[Some records]
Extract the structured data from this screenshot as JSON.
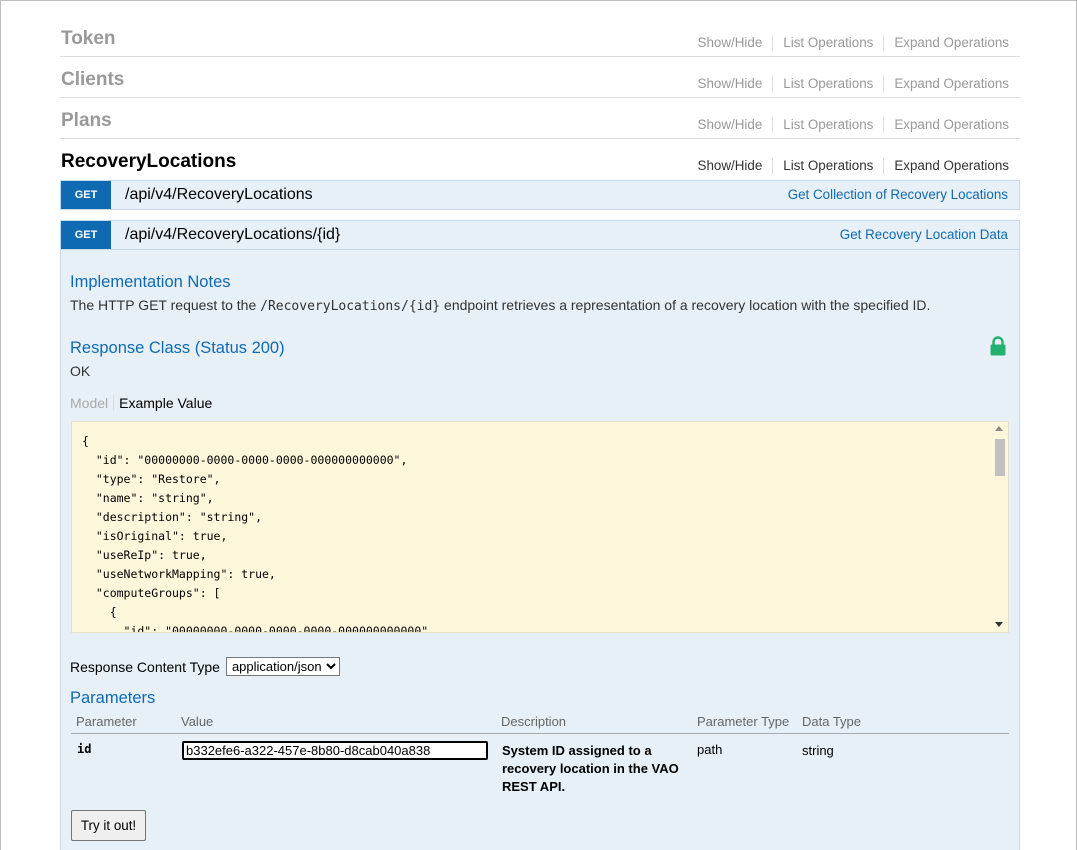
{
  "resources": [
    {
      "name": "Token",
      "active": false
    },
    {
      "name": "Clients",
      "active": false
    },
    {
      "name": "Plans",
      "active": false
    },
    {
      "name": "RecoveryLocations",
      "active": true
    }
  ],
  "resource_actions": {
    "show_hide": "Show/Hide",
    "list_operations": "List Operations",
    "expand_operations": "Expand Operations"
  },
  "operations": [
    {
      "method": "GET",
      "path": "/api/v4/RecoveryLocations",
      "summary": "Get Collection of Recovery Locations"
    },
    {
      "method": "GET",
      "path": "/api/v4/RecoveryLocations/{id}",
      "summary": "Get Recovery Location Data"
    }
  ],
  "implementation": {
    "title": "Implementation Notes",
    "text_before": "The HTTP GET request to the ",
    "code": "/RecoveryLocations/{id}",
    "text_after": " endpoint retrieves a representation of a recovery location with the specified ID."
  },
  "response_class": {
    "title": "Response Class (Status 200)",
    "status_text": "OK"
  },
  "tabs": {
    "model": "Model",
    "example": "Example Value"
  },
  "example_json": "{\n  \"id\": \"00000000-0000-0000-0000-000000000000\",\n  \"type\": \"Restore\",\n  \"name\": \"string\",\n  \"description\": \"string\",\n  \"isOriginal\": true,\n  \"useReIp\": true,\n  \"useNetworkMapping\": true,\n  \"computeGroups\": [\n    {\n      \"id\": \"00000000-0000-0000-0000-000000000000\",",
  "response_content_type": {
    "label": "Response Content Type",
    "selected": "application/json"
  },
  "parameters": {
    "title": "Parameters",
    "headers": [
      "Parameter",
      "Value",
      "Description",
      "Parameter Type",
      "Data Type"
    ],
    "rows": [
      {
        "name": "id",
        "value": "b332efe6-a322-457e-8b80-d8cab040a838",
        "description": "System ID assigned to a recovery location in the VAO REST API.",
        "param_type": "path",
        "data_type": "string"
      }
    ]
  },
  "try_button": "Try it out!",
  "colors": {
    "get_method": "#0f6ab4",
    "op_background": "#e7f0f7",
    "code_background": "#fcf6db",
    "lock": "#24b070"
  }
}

**Requirements:** Find the word "title" in the data and show each line that holds it.

**Answer for the task:**
    "title": "Implementation Notes",
    "title": "Response Class (Status 200)",
    "title": "Parameters",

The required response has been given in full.